* [INSTRUCTIONS FOR THE TASK] Tally every line of the listing where the string "Microsoft" is found, and state the total alone.

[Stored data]
○ ○ ○ ○
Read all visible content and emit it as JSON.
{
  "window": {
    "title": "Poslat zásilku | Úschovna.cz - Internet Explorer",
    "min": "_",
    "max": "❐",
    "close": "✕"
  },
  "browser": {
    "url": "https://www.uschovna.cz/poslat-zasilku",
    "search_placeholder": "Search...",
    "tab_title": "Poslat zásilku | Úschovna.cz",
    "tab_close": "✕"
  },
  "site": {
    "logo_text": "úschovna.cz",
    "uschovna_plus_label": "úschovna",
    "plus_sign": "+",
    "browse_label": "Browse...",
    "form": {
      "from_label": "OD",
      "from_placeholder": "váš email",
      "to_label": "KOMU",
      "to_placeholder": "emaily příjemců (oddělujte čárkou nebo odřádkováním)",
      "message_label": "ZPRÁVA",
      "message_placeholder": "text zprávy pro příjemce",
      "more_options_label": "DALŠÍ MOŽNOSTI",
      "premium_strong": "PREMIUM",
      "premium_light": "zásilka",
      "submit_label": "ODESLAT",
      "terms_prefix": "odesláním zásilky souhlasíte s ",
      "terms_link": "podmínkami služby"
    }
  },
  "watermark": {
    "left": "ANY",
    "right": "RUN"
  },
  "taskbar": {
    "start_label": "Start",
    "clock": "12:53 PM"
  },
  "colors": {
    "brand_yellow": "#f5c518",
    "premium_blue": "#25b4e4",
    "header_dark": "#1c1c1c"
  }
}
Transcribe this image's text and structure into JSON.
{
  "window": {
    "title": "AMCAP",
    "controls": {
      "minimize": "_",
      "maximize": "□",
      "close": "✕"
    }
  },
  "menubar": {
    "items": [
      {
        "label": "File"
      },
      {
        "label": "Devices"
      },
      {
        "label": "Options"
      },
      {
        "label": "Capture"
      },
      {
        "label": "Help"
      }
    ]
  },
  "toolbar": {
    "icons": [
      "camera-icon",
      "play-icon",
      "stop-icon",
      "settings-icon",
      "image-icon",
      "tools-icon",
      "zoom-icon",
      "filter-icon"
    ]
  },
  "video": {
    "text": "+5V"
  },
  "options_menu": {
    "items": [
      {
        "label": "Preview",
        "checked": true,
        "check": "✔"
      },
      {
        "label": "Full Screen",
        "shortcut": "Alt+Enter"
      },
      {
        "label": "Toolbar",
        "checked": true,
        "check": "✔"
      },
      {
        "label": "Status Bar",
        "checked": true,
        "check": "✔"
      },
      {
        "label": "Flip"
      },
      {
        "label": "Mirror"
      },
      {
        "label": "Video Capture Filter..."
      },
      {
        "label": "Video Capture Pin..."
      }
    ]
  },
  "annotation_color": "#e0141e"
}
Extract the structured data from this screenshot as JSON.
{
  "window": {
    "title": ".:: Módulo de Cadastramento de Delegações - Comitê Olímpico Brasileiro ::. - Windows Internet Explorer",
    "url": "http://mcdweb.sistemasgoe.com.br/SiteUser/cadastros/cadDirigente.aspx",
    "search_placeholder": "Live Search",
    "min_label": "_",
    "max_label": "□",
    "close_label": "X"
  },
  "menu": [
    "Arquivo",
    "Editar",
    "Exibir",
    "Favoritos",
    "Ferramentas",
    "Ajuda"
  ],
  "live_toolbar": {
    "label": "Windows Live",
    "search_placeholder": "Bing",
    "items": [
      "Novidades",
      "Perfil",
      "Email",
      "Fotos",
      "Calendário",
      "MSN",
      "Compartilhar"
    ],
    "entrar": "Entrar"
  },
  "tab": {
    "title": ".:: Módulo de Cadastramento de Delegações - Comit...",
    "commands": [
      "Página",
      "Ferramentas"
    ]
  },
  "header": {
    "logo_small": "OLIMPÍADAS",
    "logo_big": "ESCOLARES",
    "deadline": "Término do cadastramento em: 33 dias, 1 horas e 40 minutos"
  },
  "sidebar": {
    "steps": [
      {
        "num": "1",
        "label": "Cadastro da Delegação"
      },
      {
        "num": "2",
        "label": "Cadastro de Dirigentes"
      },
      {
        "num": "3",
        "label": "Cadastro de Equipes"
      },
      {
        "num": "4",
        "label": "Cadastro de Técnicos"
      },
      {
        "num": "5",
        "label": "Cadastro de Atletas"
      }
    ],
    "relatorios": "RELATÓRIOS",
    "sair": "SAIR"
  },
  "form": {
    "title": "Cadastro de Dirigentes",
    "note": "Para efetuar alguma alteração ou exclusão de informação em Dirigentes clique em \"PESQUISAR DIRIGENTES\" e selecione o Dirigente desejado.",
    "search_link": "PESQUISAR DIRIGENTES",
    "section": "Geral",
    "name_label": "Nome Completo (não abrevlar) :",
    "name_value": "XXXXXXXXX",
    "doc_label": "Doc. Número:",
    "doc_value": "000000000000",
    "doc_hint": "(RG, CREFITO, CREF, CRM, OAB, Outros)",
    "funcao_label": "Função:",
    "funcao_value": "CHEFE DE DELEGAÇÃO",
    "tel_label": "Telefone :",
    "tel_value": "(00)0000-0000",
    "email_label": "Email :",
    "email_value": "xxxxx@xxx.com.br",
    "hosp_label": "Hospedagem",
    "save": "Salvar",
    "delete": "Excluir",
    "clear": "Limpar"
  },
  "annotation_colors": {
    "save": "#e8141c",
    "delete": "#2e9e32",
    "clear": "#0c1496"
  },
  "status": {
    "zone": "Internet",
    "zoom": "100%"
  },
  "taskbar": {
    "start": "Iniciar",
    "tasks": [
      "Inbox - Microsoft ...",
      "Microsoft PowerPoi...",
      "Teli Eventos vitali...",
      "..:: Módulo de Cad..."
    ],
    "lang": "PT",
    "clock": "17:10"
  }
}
○ ○ ○ ○
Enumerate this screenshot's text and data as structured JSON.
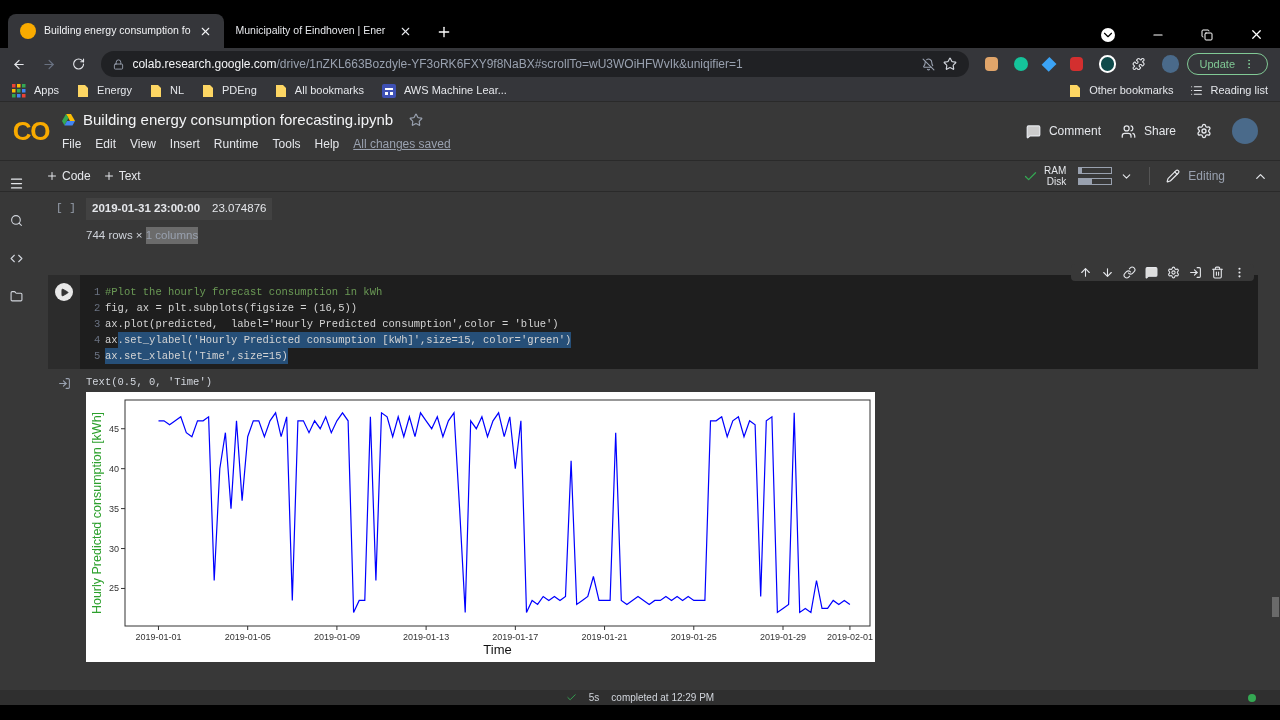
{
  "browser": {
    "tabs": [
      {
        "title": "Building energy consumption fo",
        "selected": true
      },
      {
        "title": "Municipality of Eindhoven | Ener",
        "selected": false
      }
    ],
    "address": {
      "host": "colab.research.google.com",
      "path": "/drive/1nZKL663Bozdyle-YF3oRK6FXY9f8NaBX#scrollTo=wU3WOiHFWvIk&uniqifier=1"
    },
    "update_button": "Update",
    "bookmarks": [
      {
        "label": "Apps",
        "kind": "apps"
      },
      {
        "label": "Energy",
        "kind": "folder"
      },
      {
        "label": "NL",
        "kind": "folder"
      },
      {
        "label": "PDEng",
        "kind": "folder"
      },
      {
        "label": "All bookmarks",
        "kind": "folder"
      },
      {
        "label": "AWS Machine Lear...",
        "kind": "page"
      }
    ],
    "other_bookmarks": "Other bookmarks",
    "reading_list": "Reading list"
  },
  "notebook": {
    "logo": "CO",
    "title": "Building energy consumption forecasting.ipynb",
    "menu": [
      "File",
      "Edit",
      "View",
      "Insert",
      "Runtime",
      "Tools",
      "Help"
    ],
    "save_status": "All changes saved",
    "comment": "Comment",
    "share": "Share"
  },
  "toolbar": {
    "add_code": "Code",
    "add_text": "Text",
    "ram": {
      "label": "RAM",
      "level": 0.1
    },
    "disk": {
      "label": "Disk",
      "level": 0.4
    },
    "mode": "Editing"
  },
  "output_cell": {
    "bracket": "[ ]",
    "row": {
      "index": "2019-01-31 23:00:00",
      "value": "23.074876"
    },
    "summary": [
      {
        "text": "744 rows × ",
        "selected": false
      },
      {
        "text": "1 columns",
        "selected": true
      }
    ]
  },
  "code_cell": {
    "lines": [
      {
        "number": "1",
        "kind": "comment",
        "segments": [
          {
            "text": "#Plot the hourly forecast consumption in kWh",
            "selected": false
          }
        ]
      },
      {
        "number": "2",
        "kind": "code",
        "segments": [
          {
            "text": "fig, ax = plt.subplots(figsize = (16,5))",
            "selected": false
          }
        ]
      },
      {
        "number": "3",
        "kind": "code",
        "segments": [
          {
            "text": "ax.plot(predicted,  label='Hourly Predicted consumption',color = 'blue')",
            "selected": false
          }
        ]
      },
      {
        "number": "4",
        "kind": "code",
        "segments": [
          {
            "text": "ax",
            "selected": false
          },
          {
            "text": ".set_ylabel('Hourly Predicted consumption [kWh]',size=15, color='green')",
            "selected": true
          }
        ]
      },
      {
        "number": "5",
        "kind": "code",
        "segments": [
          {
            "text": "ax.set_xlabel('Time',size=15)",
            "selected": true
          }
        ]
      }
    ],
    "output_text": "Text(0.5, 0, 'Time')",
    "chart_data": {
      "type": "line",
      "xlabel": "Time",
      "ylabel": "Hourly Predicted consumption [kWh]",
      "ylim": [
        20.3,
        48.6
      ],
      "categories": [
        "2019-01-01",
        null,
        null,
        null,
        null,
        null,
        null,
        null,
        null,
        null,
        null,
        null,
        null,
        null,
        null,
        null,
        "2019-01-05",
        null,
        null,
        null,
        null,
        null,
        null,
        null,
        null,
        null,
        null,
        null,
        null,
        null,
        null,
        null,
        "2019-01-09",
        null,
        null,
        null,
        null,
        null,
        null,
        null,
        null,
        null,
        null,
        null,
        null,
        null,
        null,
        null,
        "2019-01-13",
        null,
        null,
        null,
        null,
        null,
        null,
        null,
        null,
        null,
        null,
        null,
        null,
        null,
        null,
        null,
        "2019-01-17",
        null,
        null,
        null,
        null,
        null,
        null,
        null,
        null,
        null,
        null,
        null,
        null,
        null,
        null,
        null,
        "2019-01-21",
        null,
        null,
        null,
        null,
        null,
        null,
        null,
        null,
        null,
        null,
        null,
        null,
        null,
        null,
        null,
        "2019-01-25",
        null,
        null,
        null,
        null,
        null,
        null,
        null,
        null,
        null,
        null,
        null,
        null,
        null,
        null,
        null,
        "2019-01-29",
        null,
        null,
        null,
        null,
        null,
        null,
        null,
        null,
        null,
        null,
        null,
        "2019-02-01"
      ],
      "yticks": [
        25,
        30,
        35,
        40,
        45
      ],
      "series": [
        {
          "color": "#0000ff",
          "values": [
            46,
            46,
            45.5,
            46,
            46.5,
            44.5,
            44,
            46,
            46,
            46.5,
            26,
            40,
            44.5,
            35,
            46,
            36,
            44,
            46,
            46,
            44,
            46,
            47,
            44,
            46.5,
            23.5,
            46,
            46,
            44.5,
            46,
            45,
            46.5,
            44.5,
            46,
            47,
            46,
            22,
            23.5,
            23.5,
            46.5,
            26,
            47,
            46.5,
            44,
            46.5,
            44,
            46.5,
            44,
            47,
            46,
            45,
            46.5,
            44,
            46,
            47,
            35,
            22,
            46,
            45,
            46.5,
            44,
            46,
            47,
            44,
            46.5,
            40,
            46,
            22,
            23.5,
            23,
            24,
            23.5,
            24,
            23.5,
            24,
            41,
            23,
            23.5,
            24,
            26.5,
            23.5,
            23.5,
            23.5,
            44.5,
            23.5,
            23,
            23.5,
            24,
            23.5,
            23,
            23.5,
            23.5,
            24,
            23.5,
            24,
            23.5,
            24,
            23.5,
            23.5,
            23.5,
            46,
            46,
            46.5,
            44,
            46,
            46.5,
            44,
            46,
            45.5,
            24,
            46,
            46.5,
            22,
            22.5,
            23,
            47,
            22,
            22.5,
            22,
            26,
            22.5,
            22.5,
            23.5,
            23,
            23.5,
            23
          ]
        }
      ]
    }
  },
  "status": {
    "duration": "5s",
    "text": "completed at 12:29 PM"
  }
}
○ ○ ○ ○
* [OUTPUT BELOW] 2